Short exercise ::
From the material below, list every line containing "линии".

Records for the task ::
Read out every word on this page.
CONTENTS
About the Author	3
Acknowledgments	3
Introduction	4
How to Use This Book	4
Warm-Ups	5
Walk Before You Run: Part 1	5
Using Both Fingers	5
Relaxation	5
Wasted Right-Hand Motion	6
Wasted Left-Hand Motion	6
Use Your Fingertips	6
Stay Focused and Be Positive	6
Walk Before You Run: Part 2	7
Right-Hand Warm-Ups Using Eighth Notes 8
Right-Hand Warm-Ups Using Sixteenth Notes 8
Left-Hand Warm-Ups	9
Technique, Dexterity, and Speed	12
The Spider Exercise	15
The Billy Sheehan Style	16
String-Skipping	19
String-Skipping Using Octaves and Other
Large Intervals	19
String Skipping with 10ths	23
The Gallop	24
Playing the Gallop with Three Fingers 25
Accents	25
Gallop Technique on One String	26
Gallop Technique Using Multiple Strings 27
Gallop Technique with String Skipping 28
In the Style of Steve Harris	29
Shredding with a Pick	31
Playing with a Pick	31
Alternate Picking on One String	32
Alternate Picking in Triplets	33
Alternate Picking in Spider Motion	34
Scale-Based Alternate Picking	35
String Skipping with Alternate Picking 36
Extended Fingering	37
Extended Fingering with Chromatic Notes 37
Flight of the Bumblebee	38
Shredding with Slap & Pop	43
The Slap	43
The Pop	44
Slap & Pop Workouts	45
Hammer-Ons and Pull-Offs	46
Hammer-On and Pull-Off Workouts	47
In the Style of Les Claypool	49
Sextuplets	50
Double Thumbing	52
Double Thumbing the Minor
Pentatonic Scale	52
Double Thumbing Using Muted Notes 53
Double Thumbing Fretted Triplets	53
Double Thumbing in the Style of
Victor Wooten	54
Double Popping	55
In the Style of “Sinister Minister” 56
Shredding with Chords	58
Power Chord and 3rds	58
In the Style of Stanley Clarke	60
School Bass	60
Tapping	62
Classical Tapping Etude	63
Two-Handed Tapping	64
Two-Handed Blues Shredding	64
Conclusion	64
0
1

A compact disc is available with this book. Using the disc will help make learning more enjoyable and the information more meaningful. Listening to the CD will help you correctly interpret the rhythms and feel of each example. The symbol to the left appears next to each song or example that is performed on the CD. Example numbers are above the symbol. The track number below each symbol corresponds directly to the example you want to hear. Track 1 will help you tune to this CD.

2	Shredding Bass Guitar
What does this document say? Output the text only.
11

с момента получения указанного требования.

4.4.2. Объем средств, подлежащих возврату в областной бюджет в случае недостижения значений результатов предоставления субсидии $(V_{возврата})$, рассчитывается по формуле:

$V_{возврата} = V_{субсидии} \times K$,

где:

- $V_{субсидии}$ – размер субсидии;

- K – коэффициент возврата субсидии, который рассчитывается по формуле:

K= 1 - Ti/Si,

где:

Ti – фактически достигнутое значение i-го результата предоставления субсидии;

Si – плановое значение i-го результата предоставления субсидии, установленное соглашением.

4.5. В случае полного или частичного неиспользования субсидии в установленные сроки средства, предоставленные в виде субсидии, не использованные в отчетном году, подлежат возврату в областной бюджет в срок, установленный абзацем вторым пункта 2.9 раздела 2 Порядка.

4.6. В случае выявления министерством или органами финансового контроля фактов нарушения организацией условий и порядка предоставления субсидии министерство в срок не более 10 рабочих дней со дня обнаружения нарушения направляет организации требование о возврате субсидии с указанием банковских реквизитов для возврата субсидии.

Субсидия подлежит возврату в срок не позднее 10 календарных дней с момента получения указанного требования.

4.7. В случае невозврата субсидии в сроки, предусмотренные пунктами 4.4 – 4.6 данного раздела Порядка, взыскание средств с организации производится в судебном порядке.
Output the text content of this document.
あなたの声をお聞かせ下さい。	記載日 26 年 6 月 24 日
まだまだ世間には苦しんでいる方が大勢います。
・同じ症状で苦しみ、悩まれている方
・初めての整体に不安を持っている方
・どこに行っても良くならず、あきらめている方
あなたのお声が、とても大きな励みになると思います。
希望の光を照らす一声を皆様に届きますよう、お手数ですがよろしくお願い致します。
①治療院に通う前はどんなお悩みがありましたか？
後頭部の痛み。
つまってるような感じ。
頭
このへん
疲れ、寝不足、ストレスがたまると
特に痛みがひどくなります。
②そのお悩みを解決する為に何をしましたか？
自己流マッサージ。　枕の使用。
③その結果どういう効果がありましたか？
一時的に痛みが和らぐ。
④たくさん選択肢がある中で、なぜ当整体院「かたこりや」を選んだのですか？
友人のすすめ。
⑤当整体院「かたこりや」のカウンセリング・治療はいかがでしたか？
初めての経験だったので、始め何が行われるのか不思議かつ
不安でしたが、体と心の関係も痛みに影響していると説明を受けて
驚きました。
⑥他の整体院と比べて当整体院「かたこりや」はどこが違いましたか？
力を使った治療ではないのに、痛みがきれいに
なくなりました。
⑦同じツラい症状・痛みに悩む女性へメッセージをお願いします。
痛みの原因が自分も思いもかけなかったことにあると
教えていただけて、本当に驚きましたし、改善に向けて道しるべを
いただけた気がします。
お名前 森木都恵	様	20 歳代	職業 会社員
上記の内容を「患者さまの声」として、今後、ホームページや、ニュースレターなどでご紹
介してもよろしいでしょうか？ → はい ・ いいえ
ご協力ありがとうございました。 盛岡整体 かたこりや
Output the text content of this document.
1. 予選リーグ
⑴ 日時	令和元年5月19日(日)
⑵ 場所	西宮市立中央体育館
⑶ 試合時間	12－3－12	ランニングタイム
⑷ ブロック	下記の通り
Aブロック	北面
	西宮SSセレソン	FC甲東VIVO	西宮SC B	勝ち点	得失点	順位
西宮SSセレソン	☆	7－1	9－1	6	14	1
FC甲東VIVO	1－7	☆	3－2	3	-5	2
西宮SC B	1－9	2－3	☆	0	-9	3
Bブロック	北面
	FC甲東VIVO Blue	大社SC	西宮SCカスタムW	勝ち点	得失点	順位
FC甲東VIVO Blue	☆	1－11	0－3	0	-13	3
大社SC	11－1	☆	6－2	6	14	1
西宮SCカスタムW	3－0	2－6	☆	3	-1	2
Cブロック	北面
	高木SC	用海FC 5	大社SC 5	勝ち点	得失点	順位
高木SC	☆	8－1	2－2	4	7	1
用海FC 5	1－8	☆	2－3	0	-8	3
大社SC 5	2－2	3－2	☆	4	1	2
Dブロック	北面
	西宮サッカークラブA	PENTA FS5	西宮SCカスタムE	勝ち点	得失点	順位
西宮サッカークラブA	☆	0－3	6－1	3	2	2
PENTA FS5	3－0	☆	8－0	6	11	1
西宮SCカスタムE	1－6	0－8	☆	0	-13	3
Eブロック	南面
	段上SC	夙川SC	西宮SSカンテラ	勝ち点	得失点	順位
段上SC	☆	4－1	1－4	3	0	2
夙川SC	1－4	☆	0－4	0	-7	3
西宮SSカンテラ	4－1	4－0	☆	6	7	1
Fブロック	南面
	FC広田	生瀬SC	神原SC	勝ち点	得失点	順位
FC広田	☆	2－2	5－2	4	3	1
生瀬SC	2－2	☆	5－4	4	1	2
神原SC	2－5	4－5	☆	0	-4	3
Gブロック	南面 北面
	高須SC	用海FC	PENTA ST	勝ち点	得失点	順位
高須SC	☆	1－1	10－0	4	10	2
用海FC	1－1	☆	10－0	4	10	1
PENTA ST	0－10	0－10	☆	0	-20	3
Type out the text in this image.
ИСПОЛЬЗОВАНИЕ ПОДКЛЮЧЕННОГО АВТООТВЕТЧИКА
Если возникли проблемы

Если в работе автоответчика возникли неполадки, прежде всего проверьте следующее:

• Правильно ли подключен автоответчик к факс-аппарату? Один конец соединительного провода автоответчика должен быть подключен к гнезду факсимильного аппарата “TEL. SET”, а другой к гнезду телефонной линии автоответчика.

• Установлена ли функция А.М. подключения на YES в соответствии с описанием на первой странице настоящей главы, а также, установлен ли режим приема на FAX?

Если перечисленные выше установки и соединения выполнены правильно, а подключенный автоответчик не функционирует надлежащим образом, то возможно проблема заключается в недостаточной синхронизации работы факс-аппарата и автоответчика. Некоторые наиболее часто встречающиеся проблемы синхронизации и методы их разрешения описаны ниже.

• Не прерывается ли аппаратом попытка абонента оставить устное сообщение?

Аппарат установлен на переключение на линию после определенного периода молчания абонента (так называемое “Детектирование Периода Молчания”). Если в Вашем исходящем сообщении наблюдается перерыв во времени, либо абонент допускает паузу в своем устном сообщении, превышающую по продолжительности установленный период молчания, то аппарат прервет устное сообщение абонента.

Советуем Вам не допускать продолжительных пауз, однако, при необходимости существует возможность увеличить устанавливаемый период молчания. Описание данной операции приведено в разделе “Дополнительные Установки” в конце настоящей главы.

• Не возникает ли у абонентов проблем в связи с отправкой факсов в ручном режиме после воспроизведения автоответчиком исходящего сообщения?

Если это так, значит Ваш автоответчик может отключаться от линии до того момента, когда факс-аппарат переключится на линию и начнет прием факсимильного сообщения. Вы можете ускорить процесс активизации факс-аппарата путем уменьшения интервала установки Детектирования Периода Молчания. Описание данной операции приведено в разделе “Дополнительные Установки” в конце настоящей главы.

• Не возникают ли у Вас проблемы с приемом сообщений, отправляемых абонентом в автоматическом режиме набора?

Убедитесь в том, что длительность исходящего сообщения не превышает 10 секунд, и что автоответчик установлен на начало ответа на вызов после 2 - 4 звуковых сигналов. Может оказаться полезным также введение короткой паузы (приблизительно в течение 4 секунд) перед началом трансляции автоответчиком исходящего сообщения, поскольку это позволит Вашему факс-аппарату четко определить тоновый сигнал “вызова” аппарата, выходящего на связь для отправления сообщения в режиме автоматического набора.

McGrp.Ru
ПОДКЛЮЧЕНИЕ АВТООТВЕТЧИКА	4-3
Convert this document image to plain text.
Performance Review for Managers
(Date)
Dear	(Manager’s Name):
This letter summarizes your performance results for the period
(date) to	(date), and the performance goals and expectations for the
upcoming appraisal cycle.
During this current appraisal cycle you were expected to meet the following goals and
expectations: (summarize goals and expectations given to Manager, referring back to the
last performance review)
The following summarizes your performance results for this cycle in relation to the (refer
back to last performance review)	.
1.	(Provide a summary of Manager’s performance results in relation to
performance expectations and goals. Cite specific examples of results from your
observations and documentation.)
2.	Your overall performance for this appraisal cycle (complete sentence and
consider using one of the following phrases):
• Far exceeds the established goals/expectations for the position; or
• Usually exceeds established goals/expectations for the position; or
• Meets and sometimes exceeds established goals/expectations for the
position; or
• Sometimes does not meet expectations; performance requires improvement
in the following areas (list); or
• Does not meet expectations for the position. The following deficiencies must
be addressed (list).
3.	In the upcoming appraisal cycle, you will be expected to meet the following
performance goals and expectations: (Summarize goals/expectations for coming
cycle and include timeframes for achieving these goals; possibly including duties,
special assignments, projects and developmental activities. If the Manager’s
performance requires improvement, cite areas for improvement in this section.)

The output ::
• Правильно ли подключен автоответчик к факс-аппарату? Один конец соединительного провода автоответчика должен быть подключен к гнезду факсимильного аппарата “TEL. SET”, а другой к гнезду телефонной линии автоответчика.
Если это так, значит Ваш автоответчик может отключаться от линии до того момента, когда факс-аппарат переключится на линию и начнет прием факсимильного сообщения. Вы можете ускорить процесс активизации факс-аппарата путем уменьшения интервала установки Детектирования Периода Молчания. Описание данной операции приведено в разделе “Дополнительные Установки” в конце настоящей главы.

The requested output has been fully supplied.